Direction
Find how many lines in the material contain "title"; your answer should be that number alone.

Supplied records
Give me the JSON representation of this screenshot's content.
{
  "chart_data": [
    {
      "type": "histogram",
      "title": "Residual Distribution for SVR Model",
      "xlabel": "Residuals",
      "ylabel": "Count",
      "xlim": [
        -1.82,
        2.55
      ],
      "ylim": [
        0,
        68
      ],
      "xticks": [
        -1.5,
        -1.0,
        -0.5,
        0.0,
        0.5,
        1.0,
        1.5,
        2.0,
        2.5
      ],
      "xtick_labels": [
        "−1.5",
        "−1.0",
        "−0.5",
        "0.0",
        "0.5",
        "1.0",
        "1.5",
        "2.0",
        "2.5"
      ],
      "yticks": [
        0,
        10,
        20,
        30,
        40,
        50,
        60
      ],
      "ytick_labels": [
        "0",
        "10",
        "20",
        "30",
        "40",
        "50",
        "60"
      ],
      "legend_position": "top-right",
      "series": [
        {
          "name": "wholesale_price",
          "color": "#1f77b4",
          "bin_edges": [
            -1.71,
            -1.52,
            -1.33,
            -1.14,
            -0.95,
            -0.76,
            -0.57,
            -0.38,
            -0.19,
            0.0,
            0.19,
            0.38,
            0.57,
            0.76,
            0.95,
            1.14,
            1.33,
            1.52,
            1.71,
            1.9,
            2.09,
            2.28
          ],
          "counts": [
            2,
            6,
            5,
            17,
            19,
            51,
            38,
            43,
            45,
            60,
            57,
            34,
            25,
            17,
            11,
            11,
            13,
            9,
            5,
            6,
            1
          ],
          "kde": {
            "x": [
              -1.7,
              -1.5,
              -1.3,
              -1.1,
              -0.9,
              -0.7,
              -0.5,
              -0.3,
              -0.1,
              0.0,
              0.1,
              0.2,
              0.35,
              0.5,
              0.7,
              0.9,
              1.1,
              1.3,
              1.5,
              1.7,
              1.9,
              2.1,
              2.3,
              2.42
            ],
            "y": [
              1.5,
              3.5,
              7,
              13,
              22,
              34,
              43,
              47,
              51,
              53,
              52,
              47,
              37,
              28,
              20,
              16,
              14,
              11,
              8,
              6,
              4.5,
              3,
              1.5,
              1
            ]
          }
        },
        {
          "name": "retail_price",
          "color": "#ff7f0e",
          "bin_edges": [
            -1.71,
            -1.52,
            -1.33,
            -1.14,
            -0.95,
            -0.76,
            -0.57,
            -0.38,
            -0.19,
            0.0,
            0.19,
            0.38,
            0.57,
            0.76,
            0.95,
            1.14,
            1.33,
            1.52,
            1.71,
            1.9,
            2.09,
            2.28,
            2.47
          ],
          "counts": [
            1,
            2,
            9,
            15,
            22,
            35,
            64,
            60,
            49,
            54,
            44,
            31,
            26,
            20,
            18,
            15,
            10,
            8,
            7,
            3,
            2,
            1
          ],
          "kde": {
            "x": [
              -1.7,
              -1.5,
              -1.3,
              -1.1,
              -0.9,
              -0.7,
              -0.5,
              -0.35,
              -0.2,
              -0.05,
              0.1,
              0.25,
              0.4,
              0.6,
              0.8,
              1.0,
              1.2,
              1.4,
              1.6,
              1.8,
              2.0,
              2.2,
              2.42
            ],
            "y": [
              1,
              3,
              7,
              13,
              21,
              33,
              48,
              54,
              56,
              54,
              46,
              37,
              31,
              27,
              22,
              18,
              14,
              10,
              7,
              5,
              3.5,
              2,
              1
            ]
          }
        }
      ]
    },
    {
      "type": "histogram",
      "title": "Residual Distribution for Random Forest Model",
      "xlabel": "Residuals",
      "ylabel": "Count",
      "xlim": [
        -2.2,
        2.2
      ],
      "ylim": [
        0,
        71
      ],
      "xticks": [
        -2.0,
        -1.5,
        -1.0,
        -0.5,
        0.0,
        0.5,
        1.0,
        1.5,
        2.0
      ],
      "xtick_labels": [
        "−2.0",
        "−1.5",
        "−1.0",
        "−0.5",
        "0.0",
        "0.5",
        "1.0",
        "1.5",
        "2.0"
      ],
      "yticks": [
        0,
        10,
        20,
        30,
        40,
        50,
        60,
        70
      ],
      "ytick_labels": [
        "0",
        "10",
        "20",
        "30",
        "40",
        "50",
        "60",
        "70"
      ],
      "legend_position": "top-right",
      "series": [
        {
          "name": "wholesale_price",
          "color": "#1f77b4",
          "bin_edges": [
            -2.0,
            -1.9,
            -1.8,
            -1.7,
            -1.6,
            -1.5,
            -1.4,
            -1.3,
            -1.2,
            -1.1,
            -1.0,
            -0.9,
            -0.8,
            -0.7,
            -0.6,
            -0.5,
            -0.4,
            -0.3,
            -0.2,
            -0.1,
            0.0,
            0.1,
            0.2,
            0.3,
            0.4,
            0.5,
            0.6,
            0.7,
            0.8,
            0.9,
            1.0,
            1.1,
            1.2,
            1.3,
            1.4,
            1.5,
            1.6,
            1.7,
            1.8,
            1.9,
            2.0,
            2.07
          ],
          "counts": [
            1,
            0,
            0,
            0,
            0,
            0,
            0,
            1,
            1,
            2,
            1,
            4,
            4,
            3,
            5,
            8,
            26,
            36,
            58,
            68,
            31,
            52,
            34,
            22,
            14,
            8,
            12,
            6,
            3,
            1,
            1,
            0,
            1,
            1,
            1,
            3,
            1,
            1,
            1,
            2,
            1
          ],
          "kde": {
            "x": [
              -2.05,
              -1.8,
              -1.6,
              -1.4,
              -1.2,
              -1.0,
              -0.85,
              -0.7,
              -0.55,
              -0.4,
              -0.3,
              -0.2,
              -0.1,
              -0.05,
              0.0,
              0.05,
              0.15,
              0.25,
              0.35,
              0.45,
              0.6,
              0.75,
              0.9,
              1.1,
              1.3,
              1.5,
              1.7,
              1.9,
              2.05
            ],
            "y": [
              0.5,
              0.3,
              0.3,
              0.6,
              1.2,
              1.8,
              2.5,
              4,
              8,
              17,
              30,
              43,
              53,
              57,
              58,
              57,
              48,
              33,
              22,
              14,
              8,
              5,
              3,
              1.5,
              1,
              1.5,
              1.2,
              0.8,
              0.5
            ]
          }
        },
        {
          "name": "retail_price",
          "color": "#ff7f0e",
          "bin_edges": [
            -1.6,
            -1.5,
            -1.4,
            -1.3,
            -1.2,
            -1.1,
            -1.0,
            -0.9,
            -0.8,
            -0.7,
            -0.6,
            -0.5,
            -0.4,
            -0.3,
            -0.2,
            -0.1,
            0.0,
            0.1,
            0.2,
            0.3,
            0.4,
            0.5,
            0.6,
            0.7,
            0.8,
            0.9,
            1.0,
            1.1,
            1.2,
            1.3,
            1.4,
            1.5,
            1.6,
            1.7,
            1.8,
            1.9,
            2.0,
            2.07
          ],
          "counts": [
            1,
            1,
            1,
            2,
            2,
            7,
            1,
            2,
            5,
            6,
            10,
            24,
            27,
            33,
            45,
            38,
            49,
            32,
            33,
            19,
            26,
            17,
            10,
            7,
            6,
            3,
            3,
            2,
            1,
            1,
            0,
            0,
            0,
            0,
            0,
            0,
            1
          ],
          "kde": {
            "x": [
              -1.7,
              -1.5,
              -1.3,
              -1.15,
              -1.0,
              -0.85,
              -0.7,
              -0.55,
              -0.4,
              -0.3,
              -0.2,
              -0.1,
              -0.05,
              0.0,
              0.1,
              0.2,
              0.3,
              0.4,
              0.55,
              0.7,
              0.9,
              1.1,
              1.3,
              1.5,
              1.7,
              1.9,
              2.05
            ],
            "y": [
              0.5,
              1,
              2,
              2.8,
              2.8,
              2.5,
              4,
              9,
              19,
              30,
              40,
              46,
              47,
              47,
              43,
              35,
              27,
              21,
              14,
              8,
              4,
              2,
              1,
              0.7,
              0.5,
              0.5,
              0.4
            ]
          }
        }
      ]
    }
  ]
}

Finished task
2